**Exercise:** Find the word "because" in the listing; pull out each line holding it.

**Dataset excerpts:**
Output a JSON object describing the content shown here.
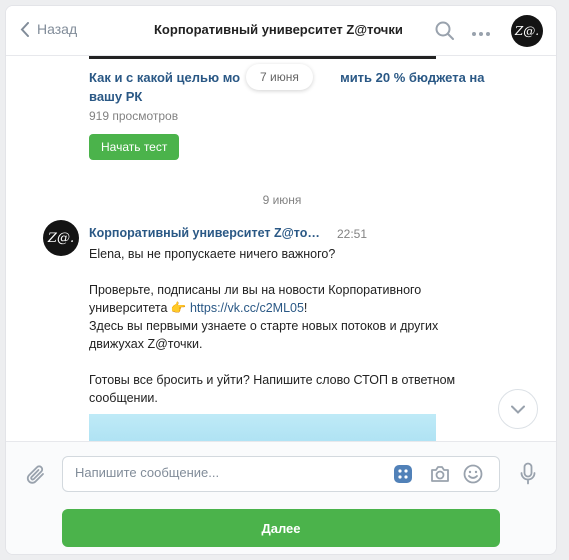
{
  "header": {
    "back_label": "Назад",
    "title": "Корпоративный университет Z@точки",
    "avatar_text": "Z@."
  },
  "feed": {
    "link_title": "Как и с какой целью мо",
    "link_title_tail": "мить 20 % бюджета на вашу РК",
    "floating_date": "7 июня",
    "views": "919 просмотров",
    "start_test_label": "Начать тест",
    "date_separator": "9 июня",
    "message": {
      "avatar_text": "Z@.",
      "author": "Корпоративный университет Z@то…",
      "time": "22:51",
      "lines": {
        "l1": "Elena, вы не пропускаете ничего важного?",
        "l2": "Проверьте, подписаны ли вы на новости Корпоративного",
        "l3_prefix": "университета",
        "l3_emoji": "👉",
        "l3_link": "https://vk.cc/c2ML05",
        "l3_suffix": "!",
        "l4": "Здесь вы первыми узнаете о старте новых потоков и других",
        "l5": "движухах Z@точки.",
        "l6": "Готовы все бросить и уйти? Напишите слово СТОП в ответном",
        "l7": "сообщении."
      }
    }
  },
  "composer": {
    "placeholder": "Напишите сообщение...",
    "next_label": "Далее"
  },
  "colors": {
    "accent_green": "#4bb34b",
    "link_blue": "#2a5885",
    "icon_gray": "#99a2ad"
  }
}
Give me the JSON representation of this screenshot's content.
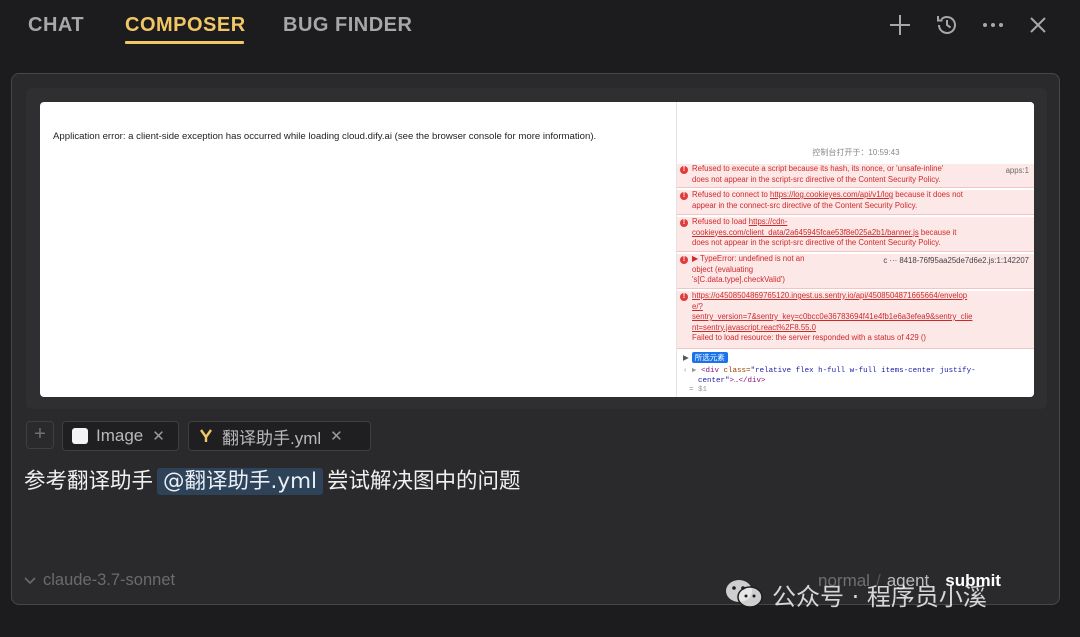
{
  "tabs": [
    {
      "label": "CHAT"
    },
    {
      "label": "COMPOSER"
    },
    {
      "label": "BUG FINDER"
    }
  ],
  "top_icons": [
    "plus-icon",
    "history-icon",
    "more-icon",
    "close-icon"
  ],
  "screenshot": {
    "app_error": "Application error: a client-side exception has occurred while loading cloud.dify.ai (see the browser console for more information).",
    "console_time": "控制台打开于：10:59:43",
    "errors": {
      "e1_line1": "Refused to execute a script because its hash, its nonce, or 'unsafe-inline'",
      "e1_src": "apps:1",
      "e1_line2": "does not appear in the script-src directive of the Content Security Policy.",
      "e2_pre": "Refused to connect to ",
      "e2_link": "https://log.cookieyes.com/api/v1/log",
      "e2_post": " because it does not",
      "e2_line2": "appear in the connect-src directive of the Content Security Policy.",
      "e3_pre": "Refused to load ",
      "e3_link1": "https://cdn-",
      "e3_link2": "cookieyes.com/client_data/2a645945fcae53f8e025a2b1/banner.js",
      "e3_post": " because it",
      "e3_line3": "does not appear in the script-src directive of the Content Security Policy.",
      "e4_line1": "▶ TypeError: undefined is not an",
      "e4_src": "c ··· 8418-76f95aa25de7d6e2.js:1:142207",
      "e4_line2": "object (evaluating",
      "e4_line3": "'s[C.data.type].checkValid')",
      "e5_link1": "https://o4508504869765120.ingest.us.sentry.io/api/4508504871665664/envelop",
      "e5_link2": "e/?",
      "e5_link3": "sentry_version=7&sentry_key=c0bcc0e36783694f41e4fb1e6a3efea9&sentry_clie",
      "e5_link4": "nt=sentry.javascript.react%2F8.55.0",
      "e5_line5": "Failed to load resource: the server responded with a status of 429 ()"
    },
    "selected_label": "所选元素",
    "code_line1_tag_open": "<div",
    "code_line1_attr": " class=",
    "code_line1_val": "\"relative flex h-full w-full items-center justify-",
    "code_line2_val": "center\"",
    "code_line2_rest": ">…</div>",
    "code_line3": "= $1"
  },
  "attachments": [
    {
      "label": "Image",
      "icon": "image-icon"
    },
    {
      "label": "翻译助手.yml",
      "icon": "yaml-file-icon"
    }
  ],
  "prompt": {
    "before": "参考翻译助手",
    "mention": "@翻译助手.yml",
    "after": "尝试解决图中的问题"
  },
  "footer": {
    "model": "claude-3.7-sonnet",
    "mode_normal": "normal",
    "mode_sep": "/",
    "mode_agent": "agent",
    "submit": "submit"
  },
  "watermark": "公众号 · 程序员小溪",
  "colors": {
    "accent": "#f1c765",
    "background": "#1c1b1d",
    "panel": "#2a292c",
    "mention_bg": "#2e4258",
    "error_text": "#cf2a2a"
  }
}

**Written answer:**
      "e1_line1": "Refused to execute a script because its hash, its nonce, or 'unsafe-inline'",
      "e2_post": " because it does not",
      "e3_post": " because it",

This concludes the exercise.